>> Start

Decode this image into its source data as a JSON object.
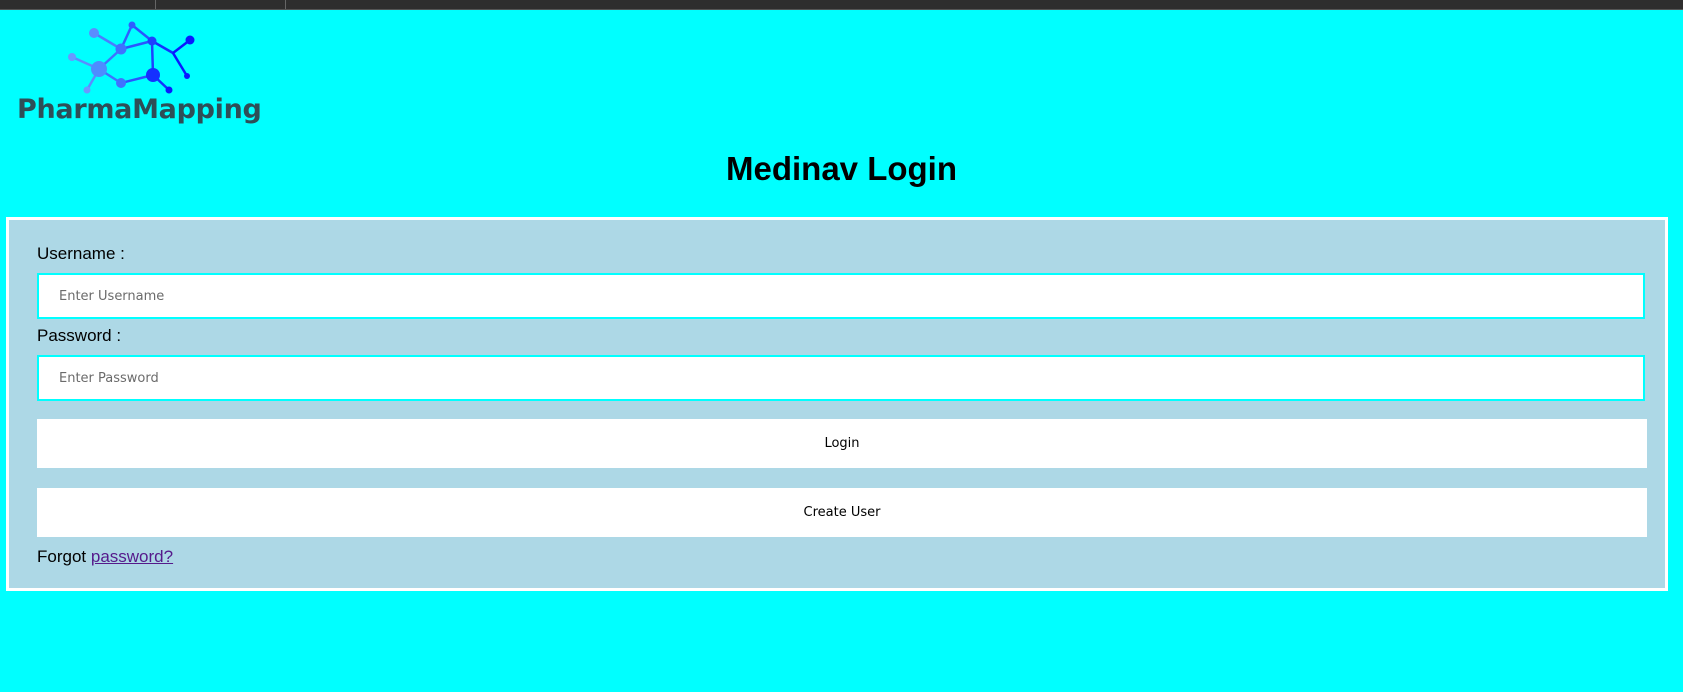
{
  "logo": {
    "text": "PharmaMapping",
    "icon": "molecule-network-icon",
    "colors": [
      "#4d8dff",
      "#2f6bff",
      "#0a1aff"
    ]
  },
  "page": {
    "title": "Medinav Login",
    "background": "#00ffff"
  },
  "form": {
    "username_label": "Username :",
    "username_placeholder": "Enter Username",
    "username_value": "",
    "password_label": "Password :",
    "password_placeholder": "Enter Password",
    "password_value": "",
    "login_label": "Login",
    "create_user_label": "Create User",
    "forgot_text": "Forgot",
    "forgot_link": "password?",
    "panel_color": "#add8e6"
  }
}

>> End

▶ **Problem description**
Your copy of the data should match it exactly, except that pictures are left out.

▶ **Correct response**
Decode this image into its source data as a JSON object.
{
  "logo": {
    "text": "PharmaMapping",
    "icon": "molecule-network-icon",
    "colors": [
      "#4d8dff",
      "#2f6bff",
      "#0a1aff"
    ]
  },
  "page": {
    "title": "Medinav Login",
    "background": "#00ffff"
  },
  "form": {
    "username_label": "Username :",
    "username_placeholder": "Enter Username",
    "username_value": "",
    "password_label": "Password :",
    "password_placeholder": "Enter Password",
    "password_value": "",
    "login_label": "Login",
    "create_user_label": "Create User",
    "forgot_text": "Forgot",
    "forgot_link": "password?",
    "panel_color": "#add8e6"
  }
}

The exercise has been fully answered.